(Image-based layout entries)
□ □ □
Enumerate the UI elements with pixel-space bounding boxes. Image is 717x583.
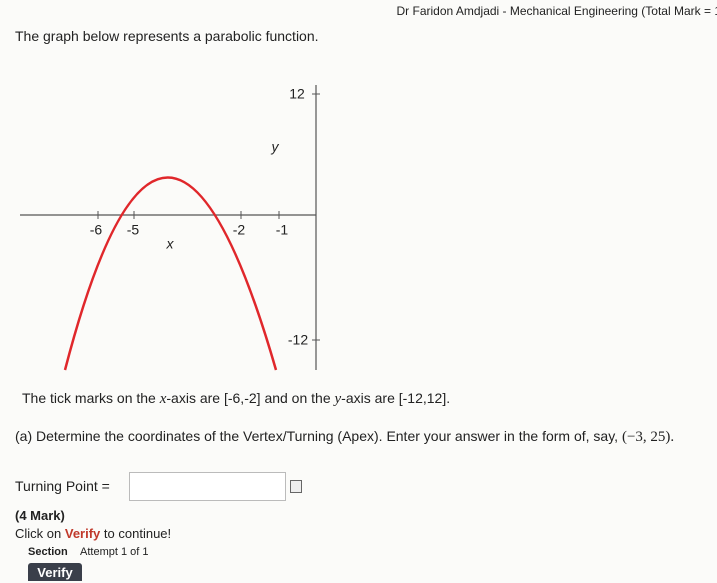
math-editor-icon[interactable] [290, 480, 302, 493]
intro: The graph below represents a parabolic f… [15, 28, 319, 44]
text: -axis are [166, 390, 221, 406]
instruction: Click on Verify to continue! [15, 526, 171, 541]
graph-label: -12 [288, 332, 308, 348]
text: -axis are [341, 390, 395, 406]
answer-input[interactable] [129, 472, 286, 501]
math: (−3, 25). [621, 429, 675, 445]
text: [-12,12]. [398, 390, 451, 406]
text: and on the [264, 390, 331, 406]
tick-info: The tick marks on the x-axis are [-6,-2]… [22, 390, 450, 408]
part-a: (a) Determine the coordinates of the Ver… [15, 428, 674, 446]
text: [-6,-2] [223, 390, 261, 406]
header-title: Dr Faridon Amdjadi - Mechanical Engineer… [396, 4, 717, 18]
attempt: Attempt 1 of 1 [80, 546, 149, 558]
text: Click on [15, 526, 62, 541]
answer-label: Turning Point = [15, 478, 110, 494]
graph-label: -5 [127, 222, 140, 238]
graph-label: -1 [276, 222, 289, 238]
parabola [63, 176, 278, 371]
graph-label: y [271, 139, 280, 155]
verify-button[interactable]: Verify [28, 563, 82, 581]
text: (a) Determine the coordinates of the Ver… [15, 428, 619, 444]
math: x [159, 391, 167, 407]
graph-label: 12 [289, 86, 305, 102]
graph-label: -6 [90, 222, 103, 238]
text: Verify [64, 526, 101, 541]
section: Section [28, 546, 68, 558]
graph: 12 y -6 -5 -2 -1 x -12 [20, 85, 320, 371]
text: to continue! [103, 526, 172, 541]
math: y [334, 391, 342, 407]
graph-label: -2 [233, 222, 246, 238]
marks: (4 Mark) [15, 508, 65, 523]
graph-label: x [166, 236, 175, 252]
text: The tick marks on the [22, 390, 156, 406]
□ □ □
__SET EXERCISE__
Print the lines above exactly as they appear, everything from the line containing "math-editor-icon[interactable] [290, 480, 302, 493]" down to the line containing "text: [-6,-2] [223, 390, 261, 406]", both included.

__CORRECT OUTPUT__
math-editor-icon[interactable] [290, 480, 302, 493]
intro: The graph below represents a parabolic f… [15, 28, 319, 44]
text: -axis are [166, 390, 221, 406]
instruction: Click on Verify to continue! [15, 526, 171, 541]
graph-label: -12 [288, 332, 308, 348]
text: -axis are [341, 390, 395, 406]
answer-input[interactable] [129, 472, 286, 501]
math: (−3, 25). [621, 429, 675, 445]
text: [-12,12]. [398, 390, 451, 406]
text: and on the [264, 390, 331, 406]
tick-info: The tick marks on the x-axis are [-6,-2]… [22, 390, 450, 408]
part-a: (a) Determine the coordinates of the Ver… [15, 428, 674, 446]
text: [-6,-2] [223, 390, 261, 406]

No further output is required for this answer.